**QUELLENAUSZUG:**
§ §

Apostasie, Blasphemie, Konversion

Letzte Änderung: 14.09.2021

Die Zahl der afghanischen Christen in Afghanistan ist höchst unsicher, die Schätzungen schwanken zwischen einigen Dutzend und mehreren Tausend (LI 7.4.2021; vgl. USDOS 12.5.2021). Afghanische Christen sind in den meisten Fällen vom Islam zum Christentum konvertiert (AA 16.7.2021). Bei der Konversion vom Islam zum Christentum wird in erster Linie nicht das Christentum als problematisch gesehen, sondern die Abkehr vom und der Austritt aus dem Islam (LIFOS 21.12.2017). Der Islam spielt eine entscheidende Rolle in der afghanischen Gesellschaft und definiert die Auffassung der Afghanen vom Leben, von Moral und Lebensrhythmus. Den Islam zu verlassen und zu einer anderen Religion zu konvertieren bedeutet, gegen die gesellschaftlichen Kerninstitutionen und die soziale Ordnung zu rebellieren (LI 7.4.2021).

Vor der Machtübernahme durch die Taliban im August 2021 konnten christliche Afghanen ihren Glauben nicht offen praktizieren (LI 7.4.2021; vgl. USDOS 12.5.2021). In den fünf Jahren davor gab es keine Berichte über staatliche Verfolgungen wegen Blasphemie oder Apostasie (USDOS 12.5.2021; vgl. AA 16.7.2020); jedoch berichteten Personen, die vom Islam konvertierten, dass sie weiterhin die Annullierung ihrer Ehen, die Ablehnung durch ihre Familien und Gemeinschaften, den Verlust ihres Arbeitsplatzes und möglicherweise die Todesstrafe riskierten (USDOS 12.5.2021).

§ §

**AUFGABEN:**
A – Erläutern Sie anhand des Textes über Konversion in Afghanistan in ein bis drei Sätzen, weshalb bei einer Konversion vom Islam zum Christentum vor allem die Abkehr vom Islam als problematisch gilt.
B – Wie hoch wird die Zahl der afghanischen Christen in Afghanistan laut dem Text über Konversion in Afghanistan geschätzt?
C – Schreiben Sie den Text über Konversion in Afghanistan im Anschluss an seinen letzten Satz weiter.
Die Einträge haben mit dem Text über Konversion in Afghanistan nichts zu tun.

§ §

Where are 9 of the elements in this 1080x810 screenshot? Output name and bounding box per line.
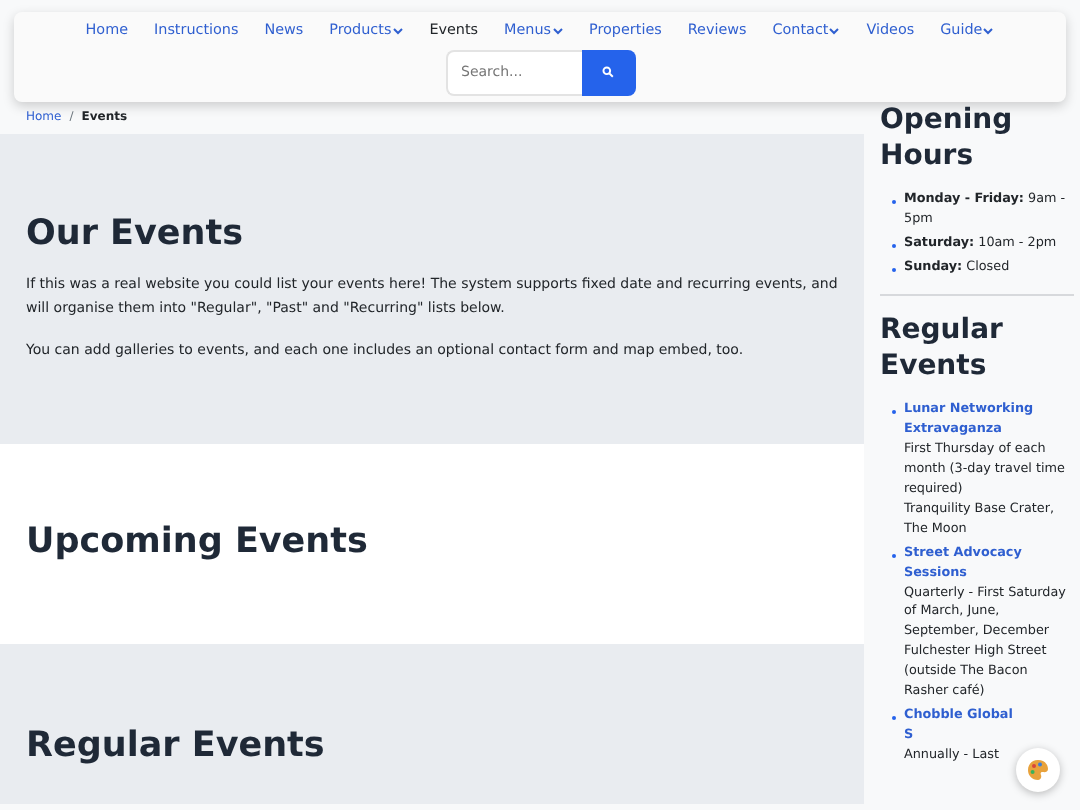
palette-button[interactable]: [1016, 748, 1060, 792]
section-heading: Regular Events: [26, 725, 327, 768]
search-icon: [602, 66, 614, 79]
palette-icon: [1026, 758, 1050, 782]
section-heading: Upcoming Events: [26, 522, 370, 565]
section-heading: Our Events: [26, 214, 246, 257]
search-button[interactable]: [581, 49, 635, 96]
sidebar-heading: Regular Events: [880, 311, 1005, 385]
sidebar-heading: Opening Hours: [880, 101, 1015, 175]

§ §

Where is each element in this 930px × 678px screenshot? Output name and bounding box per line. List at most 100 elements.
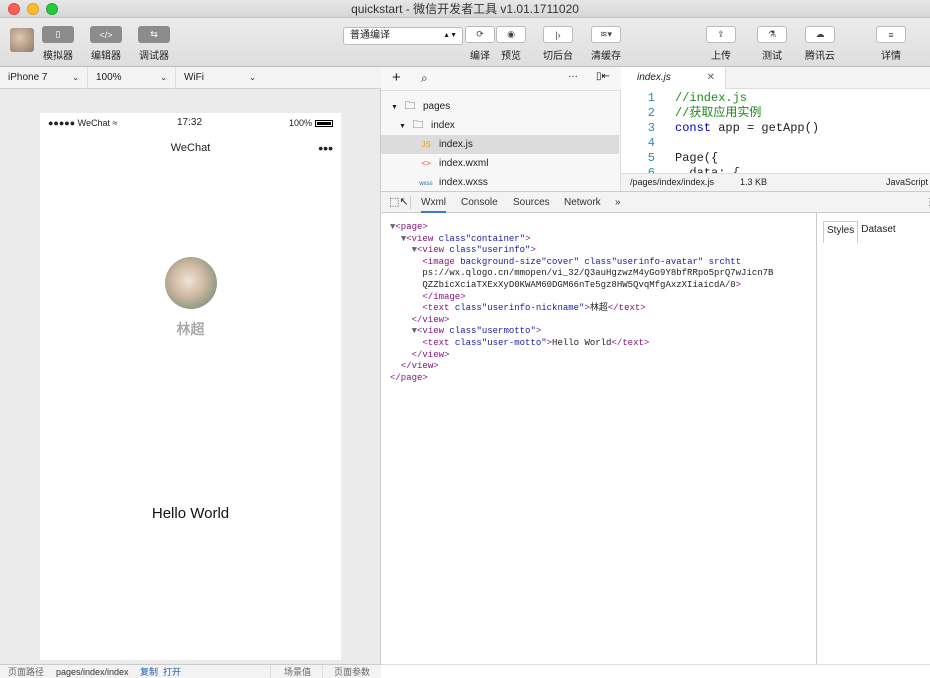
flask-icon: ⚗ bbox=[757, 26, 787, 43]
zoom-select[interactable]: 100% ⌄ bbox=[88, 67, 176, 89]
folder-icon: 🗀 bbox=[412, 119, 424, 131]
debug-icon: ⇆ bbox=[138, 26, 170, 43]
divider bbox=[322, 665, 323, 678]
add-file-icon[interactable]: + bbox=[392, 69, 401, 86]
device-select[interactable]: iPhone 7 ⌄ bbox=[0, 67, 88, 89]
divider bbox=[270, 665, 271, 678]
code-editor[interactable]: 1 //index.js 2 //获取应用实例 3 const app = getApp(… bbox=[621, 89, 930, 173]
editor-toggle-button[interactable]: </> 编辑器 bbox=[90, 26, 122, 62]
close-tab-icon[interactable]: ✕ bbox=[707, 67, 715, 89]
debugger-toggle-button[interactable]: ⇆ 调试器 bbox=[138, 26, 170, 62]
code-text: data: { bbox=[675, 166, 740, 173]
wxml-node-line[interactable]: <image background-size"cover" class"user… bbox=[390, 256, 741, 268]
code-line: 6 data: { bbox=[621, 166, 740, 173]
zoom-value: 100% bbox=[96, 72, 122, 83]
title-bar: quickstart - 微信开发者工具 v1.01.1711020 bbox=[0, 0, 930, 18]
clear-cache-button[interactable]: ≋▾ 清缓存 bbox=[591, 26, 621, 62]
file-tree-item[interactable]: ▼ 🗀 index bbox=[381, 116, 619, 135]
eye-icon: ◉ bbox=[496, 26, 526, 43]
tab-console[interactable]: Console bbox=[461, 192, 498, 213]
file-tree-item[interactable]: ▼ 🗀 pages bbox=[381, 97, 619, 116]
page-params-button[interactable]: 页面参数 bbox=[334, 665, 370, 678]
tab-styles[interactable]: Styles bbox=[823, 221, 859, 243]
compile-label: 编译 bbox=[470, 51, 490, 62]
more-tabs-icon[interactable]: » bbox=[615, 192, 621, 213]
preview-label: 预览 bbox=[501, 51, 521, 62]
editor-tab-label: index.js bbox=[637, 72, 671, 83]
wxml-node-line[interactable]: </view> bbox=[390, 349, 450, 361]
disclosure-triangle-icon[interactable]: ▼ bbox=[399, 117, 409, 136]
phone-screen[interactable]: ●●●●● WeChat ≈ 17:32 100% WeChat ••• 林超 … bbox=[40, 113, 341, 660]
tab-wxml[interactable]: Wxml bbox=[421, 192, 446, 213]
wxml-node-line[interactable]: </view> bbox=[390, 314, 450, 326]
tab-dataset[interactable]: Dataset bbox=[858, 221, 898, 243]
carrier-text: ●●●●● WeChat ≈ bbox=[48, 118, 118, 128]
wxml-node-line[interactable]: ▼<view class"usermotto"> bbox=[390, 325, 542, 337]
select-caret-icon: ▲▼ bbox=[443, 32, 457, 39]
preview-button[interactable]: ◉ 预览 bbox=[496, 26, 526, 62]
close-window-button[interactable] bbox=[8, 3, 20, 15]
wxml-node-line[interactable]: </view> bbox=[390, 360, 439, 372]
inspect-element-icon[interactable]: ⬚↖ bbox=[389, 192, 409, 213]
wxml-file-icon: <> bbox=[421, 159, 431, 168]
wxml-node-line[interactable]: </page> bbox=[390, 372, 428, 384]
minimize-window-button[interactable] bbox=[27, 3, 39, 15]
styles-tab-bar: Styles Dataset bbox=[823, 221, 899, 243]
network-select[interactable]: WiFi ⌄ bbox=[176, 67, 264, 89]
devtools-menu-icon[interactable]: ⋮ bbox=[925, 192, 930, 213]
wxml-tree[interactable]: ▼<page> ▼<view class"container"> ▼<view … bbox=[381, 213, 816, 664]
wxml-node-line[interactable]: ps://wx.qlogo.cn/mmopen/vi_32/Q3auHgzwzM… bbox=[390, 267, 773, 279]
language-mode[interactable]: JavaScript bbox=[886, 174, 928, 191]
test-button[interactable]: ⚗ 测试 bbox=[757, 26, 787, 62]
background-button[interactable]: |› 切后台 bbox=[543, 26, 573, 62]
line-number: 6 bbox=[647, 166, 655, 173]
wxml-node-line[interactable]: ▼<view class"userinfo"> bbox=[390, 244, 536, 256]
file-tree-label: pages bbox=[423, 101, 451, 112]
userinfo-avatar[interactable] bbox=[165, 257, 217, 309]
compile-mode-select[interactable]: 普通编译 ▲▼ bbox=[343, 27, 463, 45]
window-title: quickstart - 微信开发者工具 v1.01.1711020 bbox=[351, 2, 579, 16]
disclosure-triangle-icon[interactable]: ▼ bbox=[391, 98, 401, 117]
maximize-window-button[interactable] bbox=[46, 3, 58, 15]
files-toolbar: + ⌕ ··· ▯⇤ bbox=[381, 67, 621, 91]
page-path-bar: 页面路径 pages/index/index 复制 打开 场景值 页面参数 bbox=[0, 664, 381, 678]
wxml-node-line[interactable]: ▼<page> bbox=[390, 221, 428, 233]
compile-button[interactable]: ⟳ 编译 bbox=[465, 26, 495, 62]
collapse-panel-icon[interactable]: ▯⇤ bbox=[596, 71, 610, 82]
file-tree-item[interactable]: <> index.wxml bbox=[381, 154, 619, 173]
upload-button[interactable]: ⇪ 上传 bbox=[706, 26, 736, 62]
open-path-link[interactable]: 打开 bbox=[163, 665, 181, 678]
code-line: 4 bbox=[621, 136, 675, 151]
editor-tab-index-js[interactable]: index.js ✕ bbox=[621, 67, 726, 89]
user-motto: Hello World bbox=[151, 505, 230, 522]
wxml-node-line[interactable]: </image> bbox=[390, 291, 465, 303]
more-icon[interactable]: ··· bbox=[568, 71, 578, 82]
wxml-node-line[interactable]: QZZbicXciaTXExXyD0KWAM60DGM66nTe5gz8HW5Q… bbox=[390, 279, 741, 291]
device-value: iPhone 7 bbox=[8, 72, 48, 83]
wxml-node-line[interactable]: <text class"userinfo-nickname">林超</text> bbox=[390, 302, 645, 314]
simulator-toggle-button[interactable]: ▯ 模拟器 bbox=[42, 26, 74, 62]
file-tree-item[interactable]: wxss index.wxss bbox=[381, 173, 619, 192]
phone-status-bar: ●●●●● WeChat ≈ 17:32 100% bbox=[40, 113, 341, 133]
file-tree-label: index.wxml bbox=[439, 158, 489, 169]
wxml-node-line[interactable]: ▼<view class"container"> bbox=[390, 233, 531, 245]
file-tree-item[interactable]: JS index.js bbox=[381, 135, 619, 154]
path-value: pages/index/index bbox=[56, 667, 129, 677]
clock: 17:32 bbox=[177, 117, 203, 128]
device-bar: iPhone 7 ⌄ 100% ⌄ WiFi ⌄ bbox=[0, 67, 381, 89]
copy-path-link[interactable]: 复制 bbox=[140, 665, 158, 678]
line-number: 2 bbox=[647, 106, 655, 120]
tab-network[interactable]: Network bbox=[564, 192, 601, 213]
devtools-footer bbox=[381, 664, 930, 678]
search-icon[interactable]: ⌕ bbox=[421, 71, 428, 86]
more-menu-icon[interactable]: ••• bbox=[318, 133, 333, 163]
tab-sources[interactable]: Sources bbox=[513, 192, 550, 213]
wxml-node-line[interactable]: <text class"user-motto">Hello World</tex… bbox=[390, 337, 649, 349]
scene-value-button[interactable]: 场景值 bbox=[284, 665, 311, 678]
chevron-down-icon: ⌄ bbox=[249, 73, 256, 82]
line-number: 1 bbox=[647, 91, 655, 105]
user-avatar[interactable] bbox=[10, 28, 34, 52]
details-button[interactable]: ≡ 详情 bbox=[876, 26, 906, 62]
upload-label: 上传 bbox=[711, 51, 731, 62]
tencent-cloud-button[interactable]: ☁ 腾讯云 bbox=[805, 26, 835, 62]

§ §

**LÖSUNGEN:**
A – Der Islam spielt in der afghanischen Gesellschaft eine entscheidende Rolle und bestimmt die Auffassung der Afghanen vom Leben, von Moral und Lebensrhythmus. Wer den Islam verlässt und zu einer anderen Religion konvertiert, rebelliert damit gegen die gesellschaftlichen Kerninstitutionen und die soziale Ordnung.

B – Die Schätzungen schwanken zwischen einigen Dutzend und mehreren Tausend.

C –
Landinfo argumentiert, dass die größte Bedrohung für einen afghanischen Konvertiten das Risiko ist, dass seine Großfamilie von der Konversion erfährt. Wenn das der Fall ist, wird diese versuchen, ihn oder sie davon zu überzeugen, zum Islam zurückzukehren. Dieser Druck kommt oft von den engsten Familienmitgliedern wie Eltern und Geschwistern, kann aber auch Onkel, Großeltern und männliche Cousins betreffen (LI 7.4.2021). Ein Konvertit wird in jeder Hinsicht stigmatisiert: als Repräsentant seiner Familie, Ehepartner, Eltern/Erzieher, politischer Bündnispartner und Geschäftspartner. Weigert sich der Konvertit, zum Islam zurückzukehren, riskiert er, von seiner Familie ausgeschlossen zu werden und im Extremfall Gewalt und Drohungen ausgesetzt zu sein. Einige Konvertiten haben angeblich Todesdrohungen von ihren eigenen Familienmitgliedern erhalten (LI 7.4.2021; vgl. USDOS 12.5.2021).

Die dominierende Rolle des Islam schränkt den Zugang zu Informationen über andere Religionen für die in Afghanistan lebenden Afghanen ein. Die Wahrscheinlichkeit, dass Afghanen in Afghanistan das Christentum kennen lernen, ist relativ gering. Normalerweise sind es Afghanen, die im Ausland leben, unter anderem in Pakistan oder im Iran, die mit dem Christentum in Kontakt kommen. In den Jahren zwischen dem Sturz des Taliban-Regimes im Jahr 2001 und deren erneuten Machtübernahme im August 2021 war die internationale Präsenz in Afghanistan beträchtlich und einige Menschen kamen möglicherweise durch ausländische christliche Entwicklungshelfer oder anderes internationales Personal mit dem Christentum in Kontakt. Verschiedene digitale Plattformen haben ebenfalls dazu beigetragen, dass mehr Menschen mit dem Christentum bekannt gemacht wurden (LI 7.4.2021).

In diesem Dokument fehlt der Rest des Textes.